Print the listing in its entirety and exactly, leaving out images.

((

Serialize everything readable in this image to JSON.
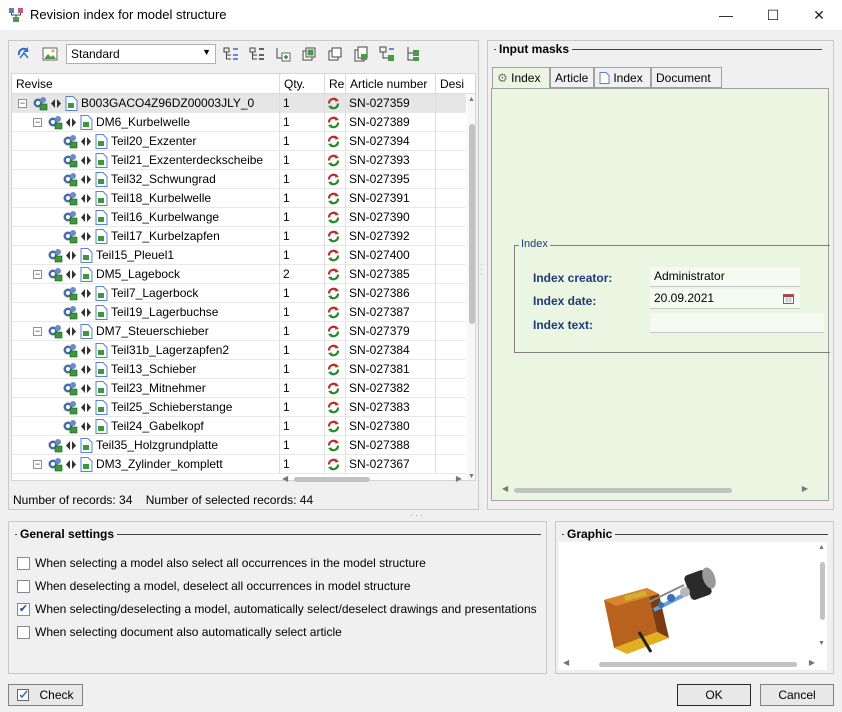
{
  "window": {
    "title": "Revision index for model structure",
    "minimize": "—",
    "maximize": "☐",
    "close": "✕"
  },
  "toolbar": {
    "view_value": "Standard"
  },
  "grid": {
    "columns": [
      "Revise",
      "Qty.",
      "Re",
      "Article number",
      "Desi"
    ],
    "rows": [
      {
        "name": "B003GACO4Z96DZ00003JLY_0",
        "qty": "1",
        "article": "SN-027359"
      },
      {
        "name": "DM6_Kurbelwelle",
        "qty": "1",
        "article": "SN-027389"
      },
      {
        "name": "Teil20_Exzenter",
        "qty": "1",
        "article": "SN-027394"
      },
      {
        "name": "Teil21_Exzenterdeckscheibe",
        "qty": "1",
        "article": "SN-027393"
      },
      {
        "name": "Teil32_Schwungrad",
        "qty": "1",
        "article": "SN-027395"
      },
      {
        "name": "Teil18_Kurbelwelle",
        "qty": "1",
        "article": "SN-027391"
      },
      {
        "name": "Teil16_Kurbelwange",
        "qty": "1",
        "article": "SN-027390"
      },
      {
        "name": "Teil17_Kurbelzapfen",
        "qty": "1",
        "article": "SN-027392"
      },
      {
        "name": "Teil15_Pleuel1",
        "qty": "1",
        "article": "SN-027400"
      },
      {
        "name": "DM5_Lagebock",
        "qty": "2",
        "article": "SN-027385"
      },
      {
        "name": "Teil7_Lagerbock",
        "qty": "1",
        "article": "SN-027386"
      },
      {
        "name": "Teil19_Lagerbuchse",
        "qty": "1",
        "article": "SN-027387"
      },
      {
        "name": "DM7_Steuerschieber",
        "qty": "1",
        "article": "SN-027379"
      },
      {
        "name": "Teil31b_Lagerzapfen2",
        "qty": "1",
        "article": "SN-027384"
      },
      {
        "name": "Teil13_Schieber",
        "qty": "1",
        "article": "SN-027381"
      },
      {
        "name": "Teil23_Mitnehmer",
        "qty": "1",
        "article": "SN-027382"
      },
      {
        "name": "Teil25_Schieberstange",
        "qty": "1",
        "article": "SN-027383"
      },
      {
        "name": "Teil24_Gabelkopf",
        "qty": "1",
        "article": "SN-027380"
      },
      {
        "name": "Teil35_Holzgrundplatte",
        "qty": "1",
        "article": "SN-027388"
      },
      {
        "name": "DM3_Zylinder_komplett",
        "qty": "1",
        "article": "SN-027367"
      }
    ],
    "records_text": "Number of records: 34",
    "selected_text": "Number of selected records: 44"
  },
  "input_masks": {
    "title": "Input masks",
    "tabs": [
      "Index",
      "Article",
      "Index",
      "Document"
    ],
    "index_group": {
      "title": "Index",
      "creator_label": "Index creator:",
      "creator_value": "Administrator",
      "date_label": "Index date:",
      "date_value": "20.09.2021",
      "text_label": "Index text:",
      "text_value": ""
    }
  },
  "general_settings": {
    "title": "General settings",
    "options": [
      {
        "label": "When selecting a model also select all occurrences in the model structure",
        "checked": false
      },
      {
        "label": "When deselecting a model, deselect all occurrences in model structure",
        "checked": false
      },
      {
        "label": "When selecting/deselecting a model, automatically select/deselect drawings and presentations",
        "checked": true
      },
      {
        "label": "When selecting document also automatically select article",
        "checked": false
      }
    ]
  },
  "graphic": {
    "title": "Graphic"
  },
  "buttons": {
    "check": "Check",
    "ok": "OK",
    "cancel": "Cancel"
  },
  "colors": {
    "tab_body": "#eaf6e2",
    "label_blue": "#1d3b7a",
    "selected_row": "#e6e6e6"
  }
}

))

## EXERCISE RESPONSE
Serialize everything readable in this image to JSON.
{
  "window": {
    "title": "Revision index for model structure",
    "minimize": "—",
    "maximize": "☐",
    "close": "✕"
  },
  "toolbar": {
    "view_value": "Standard"
  },
  "grid": {
    "columns": [
      "Revise",
      "Qty.",
      "Re",
      "Article number",
      "Desi"
    ],
    "rows": [
      {
        "name": "B003GACO4Z96DZ00003JLY_0",
        "qty": "1",
        "article": "SN-027359"
      },
      {
        "name": "DM6_Kurbelwelle",
        "qty": "1",
        "article": "SN-027389"
      },
      {
        "name": "Teil20_Exzenter",
        "qty": "1",
        "article": "SN-027394"
      },
      {
        "name": "Teil21_Exzenterdeckscheibe",
        "qty": "1",
        "article": "SN-027393"
      },
      {
        "name": "Teil32_Schwungrad",
        "qty": "1",
        "article": "SN-027395"
      },
      {
        "name": "Teil18_Kurbelwelle",
        "qty": "1",
        "article": "SN-027391"
      },
      {
        "name": "Teil16_Kurbelwange",
        "qty": "1",
        "article": "SN-027390"
      },
      {
        "name": "Teil17_Kurbelzapfen",
        "qty": "1",
        "article": "SN-027392"
      },
      {
        "name": "Teil15_Pleuel1",
        "qty": "1",
        "article": "SN-027400"
      },
      {
        "name": "DM5_Lagebock",
        "qty": "2",
        "article": "SN-027385"
      },
      {
        "name": "Teil7_Lagerbock",
        "qty": "1",
        "article": "SN-027386"
      },
      {
        "name": "Teil19_Lagerbuchse",
        "qty": "1",
        "article": "SN-027387"
      },
      {
        "name": "DM7_Steuerschieber",
        "qty": "1",
        "article": "SN-027379"
      },
      {
        "name": "Teil31b_Lagerzapfen2",
        "qty": "1",
        "article": "SN-027384"
      },
      {
        "name": "Teil13_Schieber",
        "qty": "1",
        "article": "SN-027381"
      },
      {
        "name": "Teil23_Mitnehmer",
        "qty": "1",
        "article": "SN-027382"
      },
      {
        "name": "Teil25_Schieberstange",
        "qty": "1",
        "article": "SN-027383"
      },
      {
        "name": "Teil24_Gabelkopf",
        "qty": "1",
        "article": "SN-027380"
      },
      {
        "name": "Teil35_Holzgrundplatte",
        "qty": "1",
        "article": "SN-027388"
      },
      {
        "name": "DM3_Zylinder_komplett",
        "qty": "1",
        "article": "SN-027367"
      }
    ],
    "records_text": "Number of records: 34",
    "selected_text": "Number of selected records: 44"
  },
  "input_masks": {
    "title": "Input masks",
    "tabs": [
      "Index",
      "Article",
      "Index",
      "Document"
    ],
    "index_group": {
      "title": "Index",
      "creator_label": "Index creator:",
      "creator_value": "Administrator",
      "date_label": "Index date:",
      "date_value": "20.09.2021",
      "text_label": "Index text:",
      "text_value": ""
    }
  },
  "general_settings": {
    "title": "General settings",
    "options": [
      {
        "label": "When selecting a model also select all occurrences in the model structure",
        "checked": false
      },
      {
        "label": "When deselecting a model, deselect all occurrences in model structure",
        "checked": false
      },
      {
        "label": "When selecting/deselecting a model, automatically select/deselect drawings and presentations",
        "checked": true
      },
      {
        "label": "When selecting document also automatically select article",
        "checked": false
      }
    ]
  },
  "graphic": {
    "title": "Graphic"
  },
  "buttons": {
    "check": "Check",
    "ok": "OK",
    "cancel": "Cancel"
  },
  "colors": {
    "tab_body": "#eaf6e2",
    "label_blue": "#1d3b7a",
    "selected_row": "#e6e6e6"
  }
}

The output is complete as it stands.